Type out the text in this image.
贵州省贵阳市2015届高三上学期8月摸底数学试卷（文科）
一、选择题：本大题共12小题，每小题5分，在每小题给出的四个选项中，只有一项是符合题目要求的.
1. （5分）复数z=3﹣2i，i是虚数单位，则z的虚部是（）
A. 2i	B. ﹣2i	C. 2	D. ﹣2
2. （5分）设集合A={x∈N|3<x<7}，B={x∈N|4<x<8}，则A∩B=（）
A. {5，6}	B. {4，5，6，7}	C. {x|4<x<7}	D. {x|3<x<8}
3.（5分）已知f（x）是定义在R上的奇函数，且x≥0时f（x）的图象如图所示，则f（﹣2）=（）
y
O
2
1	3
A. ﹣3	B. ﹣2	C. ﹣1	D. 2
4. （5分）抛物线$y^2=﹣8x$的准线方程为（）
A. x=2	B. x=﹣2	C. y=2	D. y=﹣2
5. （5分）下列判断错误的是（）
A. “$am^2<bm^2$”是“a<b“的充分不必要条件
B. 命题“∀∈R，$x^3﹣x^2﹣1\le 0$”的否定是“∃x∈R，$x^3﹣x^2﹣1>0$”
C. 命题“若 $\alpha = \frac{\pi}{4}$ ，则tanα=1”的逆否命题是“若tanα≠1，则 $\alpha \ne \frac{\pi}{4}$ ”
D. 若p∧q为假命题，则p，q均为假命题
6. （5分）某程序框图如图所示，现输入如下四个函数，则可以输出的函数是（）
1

## The request
The listing above should be transcribed in full, exactly as written.

## Final result
Type out the text in this image.
贵州省贵阳市2015届高三上学期8月摸底数学试卷（文科）
一、选择题：本大题共12小题，每小题5分，在每小题给出的四个选项中，只有一项是符合题目要求的.
1. （5分）复数z=3﹣2i，i是虚数单位，则z的虚部是（）
A. 2i	B. ﹣2i	C. 2	D. ﹣2
2. （5分）设集合A={x∈N|3<x<7}，B={x∈N|4<x<8}，则A∩B=（）
A. {5，6}	B. {4，5，6，7}	C. {x|4<x<7}	D. {x|3<x<8}
3.（5分）已知f（x）是定义在R上的奇函数，且x≥0时f（x）的图象如图所示，则f（﹣2）=（）
y
O
2
1	3
A. ﹣3	B. ﹣2	C. ﹣1	D. 2
4. （5分）抛物线$y^2=﹣8x$的准线方程为（）
A. x=2	B. x=﹣2	C. y=2	D. y=﹣2
5. （5分）下列判断错误的是（）
A. “$am^2<bm^2$”是“a<b“的充分不必要条件
B. 命题“∀∈R，$x^3﹣x^2﹣1\le 0$”的否定是“∃x∈R，$x^3﹣x^2﹣1>0$”
C. 命题“若 $\alpha = \frac{\pi}{4}$ ，则tanα=1”的逆否命题是“若tanα≠1，则 $\alpha \ne \frac{\pi}{4}$ ”
D. 若p∧q为假命题，则p，q均为假命题
6. （5分）某程序框图如图所示，现输入如下四个函数，则可以输出的函数是（）
1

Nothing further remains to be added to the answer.